• Problem details:
Every line from the one containing "Serialize everything readable" through the end of the listing below goes in the output, exactly and without pictures.

(Data extracted from a collection)
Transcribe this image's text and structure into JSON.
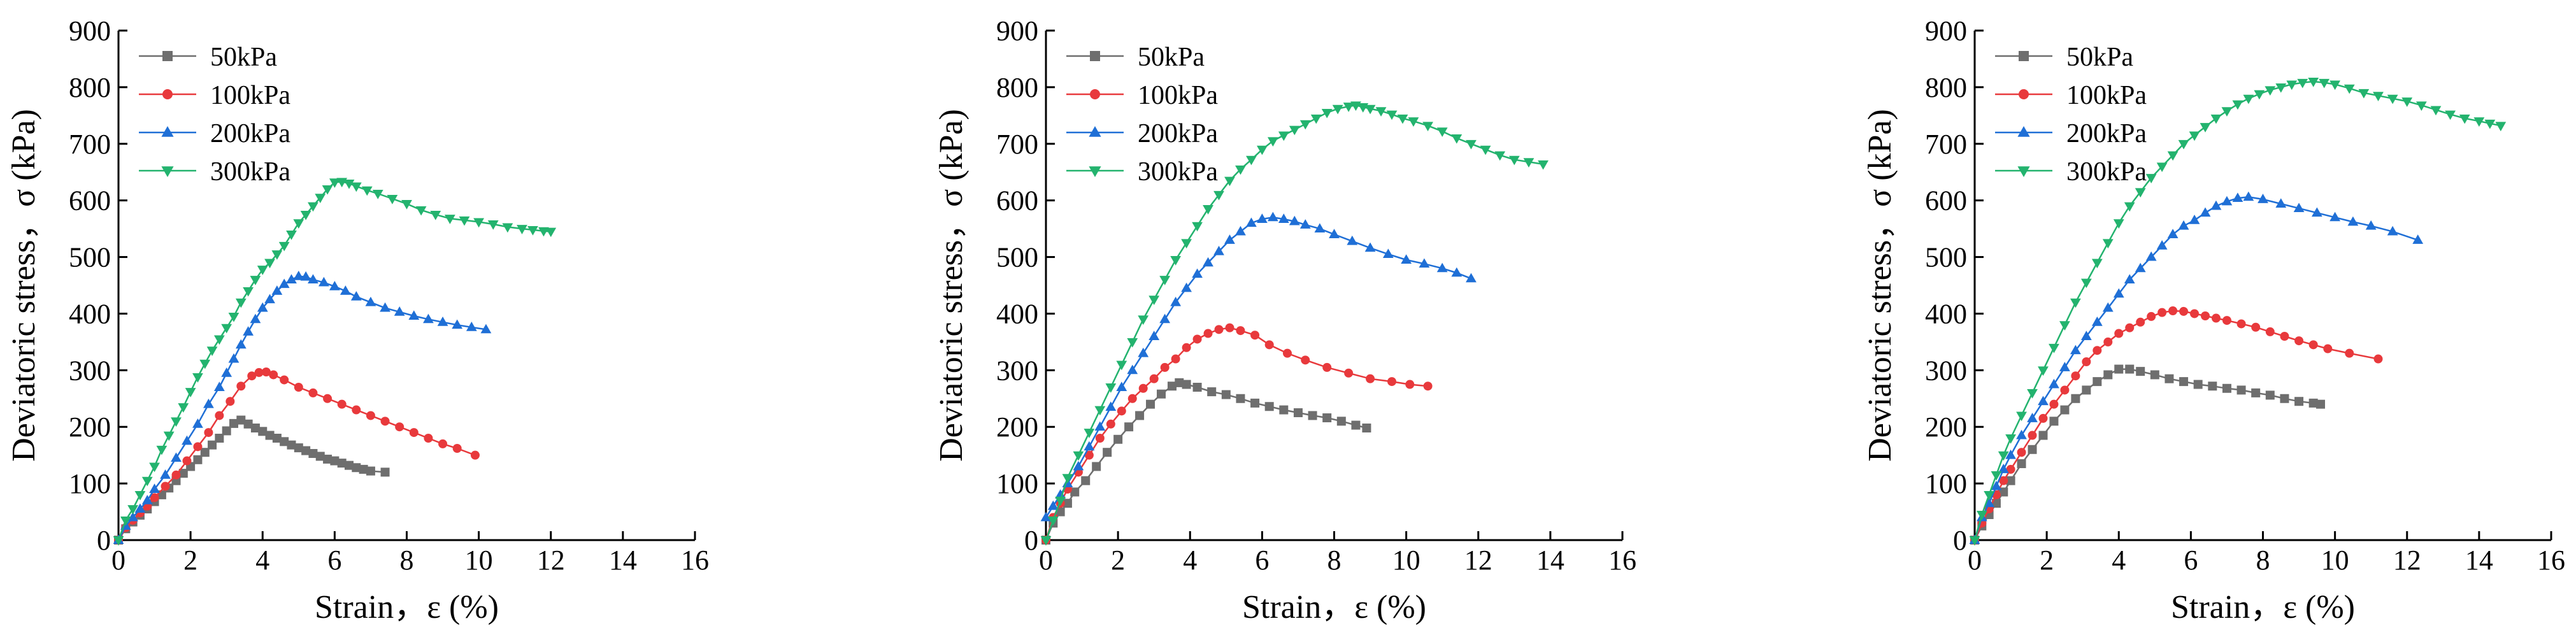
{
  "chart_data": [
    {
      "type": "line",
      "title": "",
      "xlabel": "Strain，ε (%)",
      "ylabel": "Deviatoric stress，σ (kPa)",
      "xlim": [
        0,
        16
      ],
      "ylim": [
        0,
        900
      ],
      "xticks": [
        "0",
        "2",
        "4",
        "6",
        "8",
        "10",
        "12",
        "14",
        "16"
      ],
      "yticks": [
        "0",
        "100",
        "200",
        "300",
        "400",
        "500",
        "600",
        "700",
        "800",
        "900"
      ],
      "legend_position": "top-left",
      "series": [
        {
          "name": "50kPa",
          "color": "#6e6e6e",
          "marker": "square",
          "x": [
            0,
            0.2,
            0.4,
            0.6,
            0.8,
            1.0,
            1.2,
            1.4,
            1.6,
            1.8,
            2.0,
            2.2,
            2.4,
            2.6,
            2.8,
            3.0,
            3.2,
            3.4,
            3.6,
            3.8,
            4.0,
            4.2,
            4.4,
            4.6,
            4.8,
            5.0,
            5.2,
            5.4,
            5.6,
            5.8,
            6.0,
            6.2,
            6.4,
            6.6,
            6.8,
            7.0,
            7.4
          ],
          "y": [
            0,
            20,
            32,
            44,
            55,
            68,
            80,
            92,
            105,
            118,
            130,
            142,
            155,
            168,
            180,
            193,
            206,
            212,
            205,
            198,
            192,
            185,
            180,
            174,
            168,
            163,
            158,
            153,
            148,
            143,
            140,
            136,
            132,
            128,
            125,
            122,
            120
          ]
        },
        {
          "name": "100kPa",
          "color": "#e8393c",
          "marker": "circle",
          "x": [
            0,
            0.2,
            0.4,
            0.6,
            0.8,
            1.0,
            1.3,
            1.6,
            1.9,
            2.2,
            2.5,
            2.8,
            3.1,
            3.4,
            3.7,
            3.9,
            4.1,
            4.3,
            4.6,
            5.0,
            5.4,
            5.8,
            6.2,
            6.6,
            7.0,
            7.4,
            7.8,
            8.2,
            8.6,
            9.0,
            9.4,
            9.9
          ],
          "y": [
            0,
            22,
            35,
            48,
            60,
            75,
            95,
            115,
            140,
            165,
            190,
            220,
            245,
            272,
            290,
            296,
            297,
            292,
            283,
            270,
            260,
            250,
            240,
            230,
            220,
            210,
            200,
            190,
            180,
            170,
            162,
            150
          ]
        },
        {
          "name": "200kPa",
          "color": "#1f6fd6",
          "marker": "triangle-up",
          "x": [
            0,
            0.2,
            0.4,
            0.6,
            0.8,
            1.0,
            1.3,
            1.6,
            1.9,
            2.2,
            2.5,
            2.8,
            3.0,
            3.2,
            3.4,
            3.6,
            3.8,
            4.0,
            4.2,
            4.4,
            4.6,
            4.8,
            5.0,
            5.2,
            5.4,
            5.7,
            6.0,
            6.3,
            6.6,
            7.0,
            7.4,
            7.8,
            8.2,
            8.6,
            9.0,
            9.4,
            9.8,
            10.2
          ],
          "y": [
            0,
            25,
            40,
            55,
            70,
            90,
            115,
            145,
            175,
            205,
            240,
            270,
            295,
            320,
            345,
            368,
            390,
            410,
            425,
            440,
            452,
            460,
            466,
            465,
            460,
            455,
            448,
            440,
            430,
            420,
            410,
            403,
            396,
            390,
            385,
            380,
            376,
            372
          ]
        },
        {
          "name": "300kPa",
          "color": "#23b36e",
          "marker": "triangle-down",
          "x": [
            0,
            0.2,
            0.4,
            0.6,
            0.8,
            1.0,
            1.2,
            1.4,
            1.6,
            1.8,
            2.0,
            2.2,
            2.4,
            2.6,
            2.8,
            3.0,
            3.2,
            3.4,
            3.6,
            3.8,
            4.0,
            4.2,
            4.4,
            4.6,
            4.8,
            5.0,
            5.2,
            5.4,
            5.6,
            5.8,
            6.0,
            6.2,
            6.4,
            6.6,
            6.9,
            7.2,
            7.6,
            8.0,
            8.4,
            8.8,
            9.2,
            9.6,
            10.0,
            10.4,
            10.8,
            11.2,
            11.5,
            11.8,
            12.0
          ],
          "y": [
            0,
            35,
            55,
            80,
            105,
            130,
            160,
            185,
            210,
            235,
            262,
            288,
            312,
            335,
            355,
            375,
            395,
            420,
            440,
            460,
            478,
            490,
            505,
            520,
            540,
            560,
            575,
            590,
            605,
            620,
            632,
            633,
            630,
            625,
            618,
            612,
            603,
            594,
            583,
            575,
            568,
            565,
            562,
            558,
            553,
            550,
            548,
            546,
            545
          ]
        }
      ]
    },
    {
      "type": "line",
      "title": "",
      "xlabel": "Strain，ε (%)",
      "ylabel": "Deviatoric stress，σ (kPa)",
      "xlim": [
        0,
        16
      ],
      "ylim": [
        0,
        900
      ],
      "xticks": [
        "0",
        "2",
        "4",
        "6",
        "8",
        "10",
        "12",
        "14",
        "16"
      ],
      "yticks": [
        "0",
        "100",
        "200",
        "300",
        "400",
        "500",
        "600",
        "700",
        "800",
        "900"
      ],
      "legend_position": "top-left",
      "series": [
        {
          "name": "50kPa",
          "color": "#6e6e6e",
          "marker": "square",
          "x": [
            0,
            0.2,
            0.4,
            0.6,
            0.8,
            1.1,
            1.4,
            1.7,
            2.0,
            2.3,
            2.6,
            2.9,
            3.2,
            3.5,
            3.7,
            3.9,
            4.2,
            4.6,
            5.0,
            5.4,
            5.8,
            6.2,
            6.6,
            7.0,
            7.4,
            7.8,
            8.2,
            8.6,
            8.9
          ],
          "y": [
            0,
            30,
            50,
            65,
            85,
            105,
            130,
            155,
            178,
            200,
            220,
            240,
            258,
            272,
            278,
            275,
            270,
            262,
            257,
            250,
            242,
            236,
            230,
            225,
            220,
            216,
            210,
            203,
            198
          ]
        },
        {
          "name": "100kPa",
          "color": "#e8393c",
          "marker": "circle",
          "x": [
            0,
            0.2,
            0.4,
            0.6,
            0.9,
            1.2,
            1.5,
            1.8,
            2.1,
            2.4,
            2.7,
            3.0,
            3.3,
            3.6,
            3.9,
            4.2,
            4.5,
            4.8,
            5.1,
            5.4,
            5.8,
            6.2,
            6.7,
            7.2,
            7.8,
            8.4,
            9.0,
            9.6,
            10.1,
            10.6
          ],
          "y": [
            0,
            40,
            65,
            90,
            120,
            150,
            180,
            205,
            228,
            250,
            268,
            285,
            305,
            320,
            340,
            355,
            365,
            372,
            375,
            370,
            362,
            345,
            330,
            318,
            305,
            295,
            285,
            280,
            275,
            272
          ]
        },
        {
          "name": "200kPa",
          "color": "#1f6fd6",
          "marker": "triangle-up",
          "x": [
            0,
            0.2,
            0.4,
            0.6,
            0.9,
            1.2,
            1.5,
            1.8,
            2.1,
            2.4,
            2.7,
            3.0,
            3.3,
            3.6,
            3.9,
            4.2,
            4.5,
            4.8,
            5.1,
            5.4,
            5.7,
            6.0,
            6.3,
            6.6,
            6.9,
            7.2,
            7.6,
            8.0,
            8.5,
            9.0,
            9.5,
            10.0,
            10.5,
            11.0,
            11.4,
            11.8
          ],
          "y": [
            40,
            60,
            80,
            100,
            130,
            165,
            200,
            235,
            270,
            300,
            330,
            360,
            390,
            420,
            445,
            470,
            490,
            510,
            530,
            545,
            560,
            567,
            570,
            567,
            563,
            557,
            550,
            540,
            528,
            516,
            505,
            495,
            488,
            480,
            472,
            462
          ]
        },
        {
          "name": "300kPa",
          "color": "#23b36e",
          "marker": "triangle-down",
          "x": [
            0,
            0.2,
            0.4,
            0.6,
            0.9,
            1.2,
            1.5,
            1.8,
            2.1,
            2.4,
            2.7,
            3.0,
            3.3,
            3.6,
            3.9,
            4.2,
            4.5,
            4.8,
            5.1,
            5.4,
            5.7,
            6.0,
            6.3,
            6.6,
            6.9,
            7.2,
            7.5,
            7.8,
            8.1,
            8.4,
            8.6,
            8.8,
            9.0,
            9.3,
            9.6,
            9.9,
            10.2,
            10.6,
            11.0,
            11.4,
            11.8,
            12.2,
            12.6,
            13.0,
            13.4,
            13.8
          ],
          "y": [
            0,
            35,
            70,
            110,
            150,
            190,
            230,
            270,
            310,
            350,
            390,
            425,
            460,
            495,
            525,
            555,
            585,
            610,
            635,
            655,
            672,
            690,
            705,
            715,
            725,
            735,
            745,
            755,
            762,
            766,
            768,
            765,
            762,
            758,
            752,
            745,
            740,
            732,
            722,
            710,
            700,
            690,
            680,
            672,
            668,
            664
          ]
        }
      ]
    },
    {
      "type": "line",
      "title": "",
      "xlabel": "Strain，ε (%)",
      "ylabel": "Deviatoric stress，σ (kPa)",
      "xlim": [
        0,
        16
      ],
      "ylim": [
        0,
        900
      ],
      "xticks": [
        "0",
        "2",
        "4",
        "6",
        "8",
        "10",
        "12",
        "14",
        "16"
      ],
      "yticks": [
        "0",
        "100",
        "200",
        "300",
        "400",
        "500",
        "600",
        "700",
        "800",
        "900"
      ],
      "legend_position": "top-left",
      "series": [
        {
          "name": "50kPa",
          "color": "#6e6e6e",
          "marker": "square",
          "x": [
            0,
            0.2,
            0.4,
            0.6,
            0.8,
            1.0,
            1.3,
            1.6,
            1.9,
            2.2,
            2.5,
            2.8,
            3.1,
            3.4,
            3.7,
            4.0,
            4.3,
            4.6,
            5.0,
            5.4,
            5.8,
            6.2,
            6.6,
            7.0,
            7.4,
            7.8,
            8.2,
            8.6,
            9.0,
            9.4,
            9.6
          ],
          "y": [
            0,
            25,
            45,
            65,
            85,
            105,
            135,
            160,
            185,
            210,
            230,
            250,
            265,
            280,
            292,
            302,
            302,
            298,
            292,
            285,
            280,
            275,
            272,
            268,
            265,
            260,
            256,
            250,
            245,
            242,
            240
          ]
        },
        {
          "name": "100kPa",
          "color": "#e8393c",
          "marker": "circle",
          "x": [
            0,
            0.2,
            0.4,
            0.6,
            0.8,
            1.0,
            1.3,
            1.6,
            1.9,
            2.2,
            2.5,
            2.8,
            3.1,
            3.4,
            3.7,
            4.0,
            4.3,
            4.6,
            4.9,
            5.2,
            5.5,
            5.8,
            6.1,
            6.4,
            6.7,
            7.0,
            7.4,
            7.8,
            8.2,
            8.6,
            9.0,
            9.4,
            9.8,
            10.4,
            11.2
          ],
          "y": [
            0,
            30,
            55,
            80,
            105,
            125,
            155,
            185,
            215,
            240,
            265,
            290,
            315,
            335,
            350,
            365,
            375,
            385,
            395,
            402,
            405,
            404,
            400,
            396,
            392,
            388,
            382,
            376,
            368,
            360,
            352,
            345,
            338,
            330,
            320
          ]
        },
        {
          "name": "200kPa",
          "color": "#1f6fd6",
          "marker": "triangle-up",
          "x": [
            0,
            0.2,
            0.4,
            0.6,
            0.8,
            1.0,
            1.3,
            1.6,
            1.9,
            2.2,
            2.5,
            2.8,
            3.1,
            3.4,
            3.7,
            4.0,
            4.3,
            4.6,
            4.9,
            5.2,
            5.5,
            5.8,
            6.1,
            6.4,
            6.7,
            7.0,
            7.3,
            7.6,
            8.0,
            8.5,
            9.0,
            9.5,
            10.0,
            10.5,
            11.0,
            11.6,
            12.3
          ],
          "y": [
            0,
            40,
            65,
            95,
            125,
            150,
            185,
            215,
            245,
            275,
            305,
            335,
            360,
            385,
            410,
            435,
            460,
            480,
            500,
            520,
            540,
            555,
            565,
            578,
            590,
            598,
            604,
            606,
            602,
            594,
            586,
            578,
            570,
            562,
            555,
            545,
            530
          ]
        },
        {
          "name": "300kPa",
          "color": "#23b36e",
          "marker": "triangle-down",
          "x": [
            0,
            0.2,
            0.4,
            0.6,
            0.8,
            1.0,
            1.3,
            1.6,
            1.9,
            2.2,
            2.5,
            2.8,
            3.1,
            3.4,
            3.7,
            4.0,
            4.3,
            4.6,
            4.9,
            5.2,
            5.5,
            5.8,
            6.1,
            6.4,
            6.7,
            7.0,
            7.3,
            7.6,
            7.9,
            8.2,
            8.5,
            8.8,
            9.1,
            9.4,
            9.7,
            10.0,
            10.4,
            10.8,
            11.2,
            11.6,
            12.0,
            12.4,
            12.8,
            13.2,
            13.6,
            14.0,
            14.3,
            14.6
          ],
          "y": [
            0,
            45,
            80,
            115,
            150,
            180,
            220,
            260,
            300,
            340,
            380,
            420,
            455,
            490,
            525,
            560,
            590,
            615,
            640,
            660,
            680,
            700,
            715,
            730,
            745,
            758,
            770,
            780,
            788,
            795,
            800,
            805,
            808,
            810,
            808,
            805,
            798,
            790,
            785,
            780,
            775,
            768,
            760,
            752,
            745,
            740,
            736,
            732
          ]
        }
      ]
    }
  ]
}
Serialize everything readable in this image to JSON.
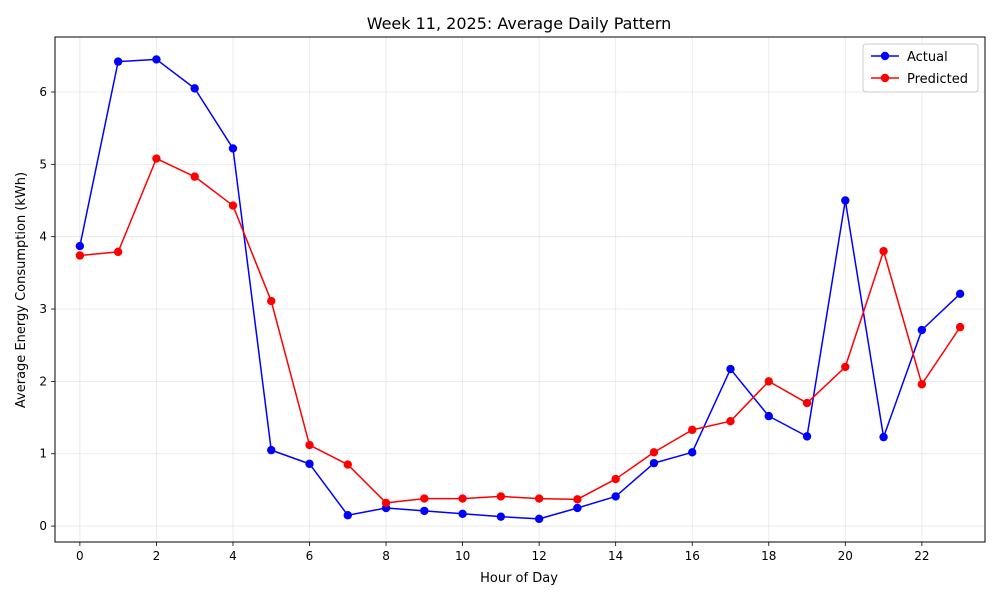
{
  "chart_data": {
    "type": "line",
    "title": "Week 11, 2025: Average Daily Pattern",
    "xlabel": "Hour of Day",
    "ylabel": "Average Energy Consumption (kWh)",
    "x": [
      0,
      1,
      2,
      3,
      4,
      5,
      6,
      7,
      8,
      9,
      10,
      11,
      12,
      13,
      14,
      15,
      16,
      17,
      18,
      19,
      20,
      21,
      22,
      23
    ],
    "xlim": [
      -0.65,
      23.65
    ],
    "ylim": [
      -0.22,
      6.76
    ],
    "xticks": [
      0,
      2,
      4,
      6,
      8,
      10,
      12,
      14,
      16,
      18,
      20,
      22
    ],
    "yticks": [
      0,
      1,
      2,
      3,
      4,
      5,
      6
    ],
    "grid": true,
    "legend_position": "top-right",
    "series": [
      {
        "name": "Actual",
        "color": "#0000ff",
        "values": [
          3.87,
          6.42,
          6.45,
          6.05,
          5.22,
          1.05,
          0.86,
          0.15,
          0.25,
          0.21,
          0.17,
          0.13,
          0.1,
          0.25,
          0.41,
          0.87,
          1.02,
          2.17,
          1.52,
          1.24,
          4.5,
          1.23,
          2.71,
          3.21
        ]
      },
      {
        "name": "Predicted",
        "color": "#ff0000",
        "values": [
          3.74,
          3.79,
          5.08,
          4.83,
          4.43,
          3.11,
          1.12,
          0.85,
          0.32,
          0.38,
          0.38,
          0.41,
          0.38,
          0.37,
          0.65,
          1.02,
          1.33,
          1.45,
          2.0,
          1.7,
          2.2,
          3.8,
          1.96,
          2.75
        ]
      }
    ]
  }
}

• Answer for this exercise:
Serialize everything readable in this image to JSON.
{
  "chart_data": {
    "type": "line",
    "title": "Week 11, 2025: Average Daily Pattern",
    "xlabel": "Hour of Day",
    "ylabel": "Average Energy Consumption (kWh)",
    "x": [
      0,
      1,
      2,
      3,
      4,
      5,
      6,
      7,
      8,
      9,
      10,
      11,
      12,
      13,
      14,
      15,
      16,
      17,
      18,
      19,
      20,
      21,
      22,
      23
    ],
    "xlim": [
      -0.65,
      23.65
    ],
    "ylim": [
      -0.22,
      6.76
    ],
    "xticks": [
      0,
      2,
      4,
      6,
      8,
      10,
      12,
      14,
      16,
      18,
      20,
      22
    ],
    "yticks": [
      0,
      1,
      2,
      3,
      4,
      5,
      6
    ],
    "grid": true,
    "legend_position": "top-right",
    "series": [
      {
        "name": "Actual",
        "color": "#0000ff",
        "values": [
          3.87,
          6.42,
          6.45,
          6.05,
          5.22,
          1.05,
          0.86,
          0.15,
          0.25,
          0.21,
          0.17,
          0.13,
          0.1,
          0.25,
          0.41,
          0.87,
          1.02,
          2.17,
          1.52,
          1.24,
          4.5,
          1.23,
          2.71,
          3.21
        ]
      },
      {
        "name": "Predicted",
        "color": "#ff0000",
        "values": [
          3.74,
          3.79,
          5.08,
          4.83,
          4.43,
          3.11,
          1.12,
          0.85,
          0.32,
          0.38,
          0.38,
          0.41,
          0.38,
          0.37,
          0.65,
          1.02,
          1.33,
          1.45,
          2.0,
          1.7,
          2.2,
          3.8,
          1.96,
          2.75
        ]
      }
    ]
  }
}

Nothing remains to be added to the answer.